SUPPLIED RECORDS —
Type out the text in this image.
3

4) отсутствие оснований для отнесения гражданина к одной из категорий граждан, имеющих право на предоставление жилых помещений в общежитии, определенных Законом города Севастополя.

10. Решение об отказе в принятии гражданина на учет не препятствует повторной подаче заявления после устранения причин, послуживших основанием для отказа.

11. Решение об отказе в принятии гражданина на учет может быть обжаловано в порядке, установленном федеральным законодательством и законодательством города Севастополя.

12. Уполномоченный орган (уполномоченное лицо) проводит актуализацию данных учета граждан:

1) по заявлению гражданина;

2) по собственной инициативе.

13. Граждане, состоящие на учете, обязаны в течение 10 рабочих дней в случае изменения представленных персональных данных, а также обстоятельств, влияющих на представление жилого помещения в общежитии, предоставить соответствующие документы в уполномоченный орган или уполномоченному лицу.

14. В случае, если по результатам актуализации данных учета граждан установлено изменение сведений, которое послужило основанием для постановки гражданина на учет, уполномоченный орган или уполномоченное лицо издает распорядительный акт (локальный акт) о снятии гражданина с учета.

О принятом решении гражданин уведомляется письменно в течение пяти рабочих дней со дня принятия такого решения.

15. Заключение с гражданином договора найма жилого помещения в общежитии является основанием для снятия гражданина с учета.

WHAT THE TASK REQUIRES —
Type out the whole listing above again, exactly as it stands.

THE RESPONSE —
Type out the text in this image.
3

4) отсутствие оснований для отнесения гражданина к одной из категорий граждан, имеющих право на предоставление жилых помещений в общежитии, определенных Законом города Севастополя.

10. Решение об отказе в принятии гражданина на учет не препятствует повторной подаче заявления после устранения причин, послуживших основанием для отказа.

11. Решение об отказе в принятии гражданина на учет может быть обжаловано в порядке, установленном федеральным законодательством и законодательством города Севастополя.

12. Уполномоченный орган (уполномоченное лицо) проводит актуализацию данных учета граждан:

1) по заявлению гражданина;

2) по собственной инициативе.

13. Граждане, состоящие на учете, обязаны в течение 10 рабочих дней в случае изменения представленных персональных данных, а также обстоятельств, влияющих на представление жилого помещения в общежитии, предоставить соответствующие документы в уполномоченный орган или уполномоченному лицу.

14. В случае, если по результатам актуализации данных учета граждан установлено изменение сведений, которое послужило основанием для постановки гражданина на учет, уполномоченный орган или уполномоченное лицо издает распорядительный акт (локальный акт) о снятии гражданина с учета.

О принятом решении гражданин уведомляется письменно в течение пяти рабочих дней со дня принятия такого решения.

15. Заключение с гражданином договора найма жилого помещения в общежитии является основанием для снятия гражданина с учета.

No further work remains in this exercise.